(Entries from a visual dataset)
* start *

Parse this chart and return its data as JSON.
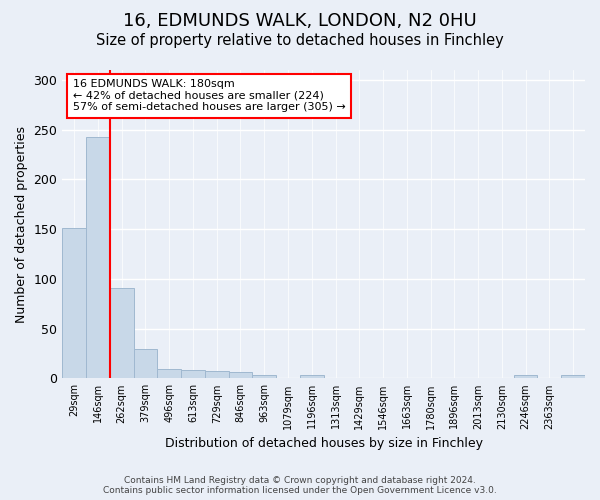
{
  "title1": "16, EDMUNDS WALK, LONDON, N2 0HU",
  "title2": "Size of property relative to detached houses in Finchley",
  "xlabel": "Distribution of detached houses by size in Finchley",
  "ylabel": "Number of detached properties",
  "bar_values": [
    151,
    243,
    91,
    29,
    9,
    8,
    7,
    6,
    3,
    0,
    3,
    0,
    0,
    0,
    0,
    0,
    0,
    0,
    0,
    3,
    0,
    3
  ],
  "bar_labels": [
    "29sqm",
    "146sqm",
    "262sqm",
    "379sqm",
    "496sqm",
    "613sqm",
    "729sqm",
    "846sqm",
    "963sqm",
    "1079sqm",
    "1196sqm",
    "1313sqm",
    "1429sqm",
    "1546sqm",
    "1663sqm",
    "1780sqm",
    "1896sqm",
    "2013sqm",
    "2130sqm",
    "2246sqm",
    "2363sqm",
    ""
  ],
  "bar_color": "#c8d8e8",
  "bar_edge_color": "#a0b8d0",
  "annotation_text": "16 EDMUNDS WALK: 180sqm\n← 42% of detached houses are smaller (224)\n57% of semi-detached houses are larger (305) →",
  "annotation_box_color": "white",
  "annotation_box_edge_color": "red",
  "redline_color": "red",
  "ylim": [
    0,
    310
  ],
  "yticks": [
    0,
    50,
    100,
    150,
    200,
    250,
    300
  ],
  "footer_text": "Contains HM Land Registry data © Crown copyright and database right 2024.\nContains public sector information licensed under the Open Government Licence v3.0.",
  "bg_color": "#eaeff7",
  "plot_bg_color": "#eaeff7",
  "grid_color": "white",
  "title1_fontsize": 13,
  "title2_fontsize": 10.5
}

* end *

EXERCISE PROMPT: Make an exact copy of the listing above. Do not include the pictures.

FULL SOLUTION:
Parse this chart and return its data as JSON.
{
  "title1": "16, EDMUNDS WALK, LONDON, N2 0HU",
  "title2": "Size of property relative to detached houses in Finchley",
  "xlabel": "Distribution of detached houses by size in Finchley",
  "ylabel": "Number of detached properties",
  "bar_values": [
    151,
    243,
    91,
    29,
    9,
    8,
    7,
    6,
    3,
    0,
    3,
    0,
    0,
    0,
    0,
    0,
    0,
    0,
    0,
    3,
    0,
    3
  ],
  "bar_labels": [
    "29sqm",
    "146sqm",
    "262sqm",
    "379sqm",
    "496sqm",
    "613sqm",
    "729sqm",
    "846sqm",
    "963sqm",
    "1079sqm",
    "1196sqm",
    "1313sqm",
    "1429sqm",
    "1546sqm",
    "1663sqm",
    "1780sqm",
    "1896sqm",
    "2013sqm",
    "2130sqm",
    "2246sqm",
    "2363sqm",
    ""
  ],
  "bar_color": "#c8d8e8",
  "bar_edge_color": "#a0b8d0",
  "annotation_text": "16 EDMUNDS WALK: 180sqm\n← 42% of detached houses are smaller (224)\n57% of semi-detached houses are larger (305) →",
  "annotation_box_color": "white",
  "annotation_box_edge_color": "red",
  "redline_color": "red",
  "ylim": [
    0,
    310
  ],
  "yticks": [
    0,
    50,
    100,
    150,
    200,
    250,
    300
  ],
  "footer_text": "Contains HM Land Registry data © Crown copyright and database right 2024.\nContains public sector information licensed under the Open Government Licence v3.0.",
  "bg_color": "#eaeff7",
  "plot_bg_color": "#eaeff7",
  "grid_color": "white",
  "title1_fontsize": 13,
  "title2_fontsize": 10.5
}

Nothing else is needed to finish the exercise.